* _Work required_:
Images embedded in the records are excluded; print everything else exactly as given.

Records from a data source
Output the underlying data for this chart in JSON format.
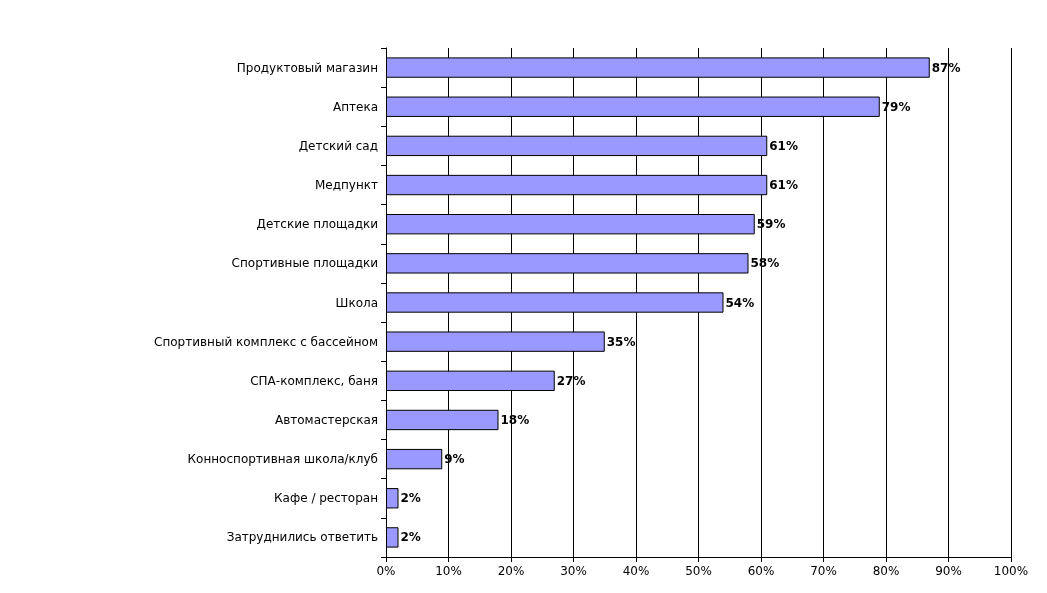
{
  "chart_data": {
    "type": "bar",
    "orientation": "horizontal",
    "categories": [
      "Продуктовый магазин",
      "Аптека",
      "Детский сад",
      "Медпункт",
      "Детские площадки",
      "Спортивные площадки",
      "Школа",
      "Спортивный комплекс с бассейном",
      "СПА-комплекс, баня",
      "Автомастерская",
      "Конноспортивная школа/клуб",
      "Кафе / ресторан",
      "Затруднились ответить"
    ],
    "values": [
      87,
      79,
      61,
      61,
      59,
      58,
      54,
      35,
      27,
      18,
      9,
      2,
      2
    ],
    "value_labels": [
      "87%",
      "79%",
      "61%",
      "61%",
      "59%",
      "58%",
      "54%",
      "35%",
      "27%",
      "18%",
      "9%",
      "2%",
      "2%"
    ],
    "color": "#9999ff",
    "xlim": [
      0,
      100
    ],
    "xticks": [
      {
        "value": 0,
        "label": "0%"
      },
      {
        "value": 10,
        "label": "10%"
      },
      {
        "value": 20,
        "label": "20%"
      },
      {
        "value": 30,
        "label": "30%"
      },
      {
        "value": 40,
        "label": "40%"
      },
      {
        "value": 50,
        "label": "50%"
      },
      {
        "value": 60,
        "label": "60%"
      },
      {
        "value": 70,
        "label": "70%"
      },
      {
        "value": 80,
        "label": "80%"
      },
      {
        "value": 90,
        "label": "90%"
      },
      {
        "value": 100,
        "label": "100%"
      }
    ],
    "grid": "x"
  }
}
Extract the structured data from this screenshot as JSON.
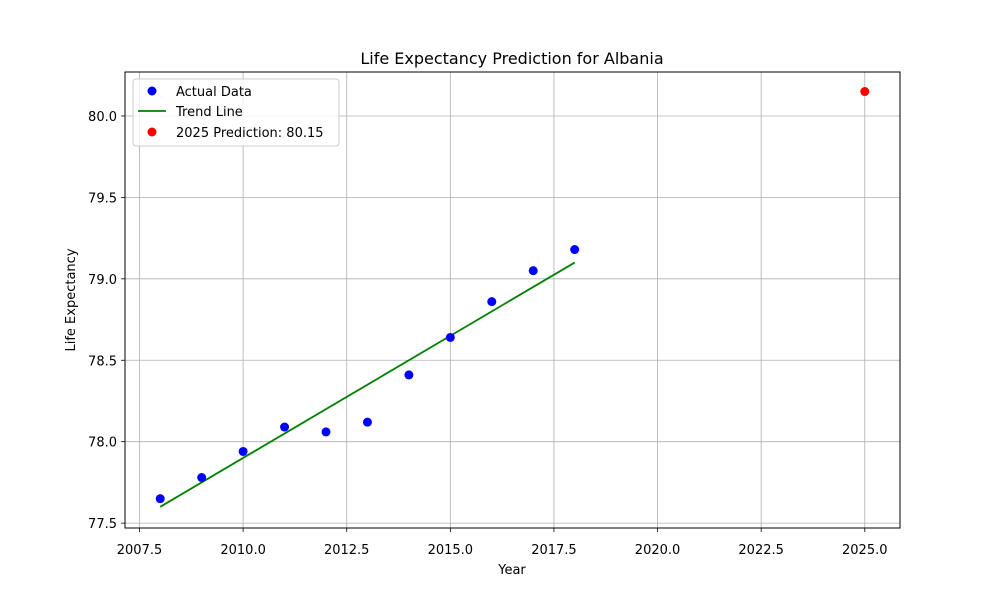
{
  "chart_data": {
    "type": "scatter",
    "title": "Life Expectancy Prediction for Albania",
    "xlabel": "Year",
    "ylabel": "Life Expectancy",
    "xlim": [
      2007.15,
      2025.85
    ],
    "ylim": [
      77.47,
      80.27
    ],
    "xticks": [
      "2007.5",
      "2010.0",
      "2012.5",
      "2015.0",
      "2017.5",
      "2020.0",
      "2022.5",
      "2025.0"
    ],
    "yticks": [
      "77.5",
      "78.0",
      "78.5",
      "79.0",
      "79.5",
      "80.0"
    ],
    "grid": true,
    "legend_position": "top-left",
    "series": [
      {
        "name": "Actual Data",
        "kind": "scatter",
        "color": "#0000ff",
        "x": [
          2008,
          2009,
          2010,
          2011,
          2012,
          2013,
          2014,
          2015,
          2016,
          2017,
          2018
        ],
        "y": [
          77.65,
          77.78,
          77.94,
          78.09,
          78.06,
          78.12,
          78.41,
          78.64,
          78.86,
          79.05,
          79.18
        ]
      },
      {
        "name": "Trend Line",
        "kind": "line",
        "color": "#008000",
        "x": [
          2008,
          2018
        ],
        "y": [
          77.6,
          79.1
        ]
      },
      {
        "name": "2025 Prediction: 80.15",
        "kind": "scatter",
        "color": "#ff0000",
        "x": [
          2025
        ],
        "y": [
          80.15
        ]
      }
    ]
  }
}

* _Reply_:
Output the underlying data for this chart in JSON format.
{
  "chart_data": {
    "type": "bar",
    "orientation": "horizontal",
    "categories": [
      "Продуктовый магазин",
      "Аптека",
      "Детский сад",
      "Медпункт",
      "Детские площадки",
      "Спортивные площадки",
      "Школа",
      "Спортивный комплекс с бассейном",
      "СПА-комплекс, баня",
      "Автомастерская",
      "Конноспортивная школа/клуб",
      "Кафе / ресторан",
      "Затруднились ответить"
    ],
    "values": [
      87,
      79,
      61,
      61,
      59,
      58,
      54,
      35,
      27,
      18,
      9,
      2,
      2
    ],
    "value_labels": [
      "87%",
      "79%",
      "61%",
      "61%",
      "59%",
      "58%",
      "54%",
      "35%",
      "27%",
      "18%",
      "9%",
      "2%",
      "2%"
    ],
    "color": "#9999ff",
    "xlim": [
      0,
      100
    ],
    "xticks": [
      {
        "value": 0,
        "label": "0%"
      },
      {
        "value": 10,
        "label": "10%"
      },
      {
        "value": 20,
        "label": "20%"
      },
      {
        "value": 30,
        "label": "30%"
      },
      {
        "value": 40,
        "label": "40%"
      },
      {
        "value": 50,
        "label": "50%"
      },
      {
        "value": 60,
        "label": "60%"
      },
      {
        "value": 70,
        "label": "70%"
      },
      {
        "value": 80,
        "label": "80%"
      },
      {
        "value": 90,
        "label": "90%"
      },
      {
        "value": 100,
        "label": "100%"
      }
    ],
    "grid": "x"
  }
}
Extract the structured data from this screenshot as JSON.
{
  "chart_data": {
    "type": "scatter",
    "title": "Life Expectancy Prediction for Albania",
    "xlabel": "Year",
    "ylabel": "Life Expectancy",
    "xlim": [
      2007.15,
      2025.85
    ],
    "ylim": [
      77.47,
      80.27
    ],
    "xticks": [
      "2007.5",
      "2010.0",
      "2012.5",
      "2015.0",
      "2017.5",
      "2020.0",
      "2022.5",
      "2025.0"
    ],
    "yticks": [
      "77.5",
      "78.0",
      "78.5",
      "79.0",
      "79.5",
      "80.0"
    ],
    "grid": true,
    "legend_position": "top-left",
    "series": [
      {
        "name": "Actual Data",
        "kind": "scatter",
        "color": "#0000ff",
        "x": [
          2008,
          2009,
          2010,
          2011,
          2012,
          2013,
          2014,
          2015,
          2016,
          2017,
          2018
        ],
        "y": [
          77.65,
          77.78,
          77.94,
          78.09,
          78.06,
          78.12,
          78.41,
          78.64,
          78.86,
          79.05,
          79.18
        ]
      },
      {
        "name": "Trend Line",
        "kind": "line",
        "color": "#008000",
        "x": [
          2008,
          2018
        ],
        "y": [
          77.6,
          79.1
        ]
      },
      {
        "name": "2025 Prediction: 80.15",
        "kind": "scatter",
        "color": "#ff0000",
        "x": [
          2025
        ],
        "y": [
          80.15
        ]
      }
    ]
  }
}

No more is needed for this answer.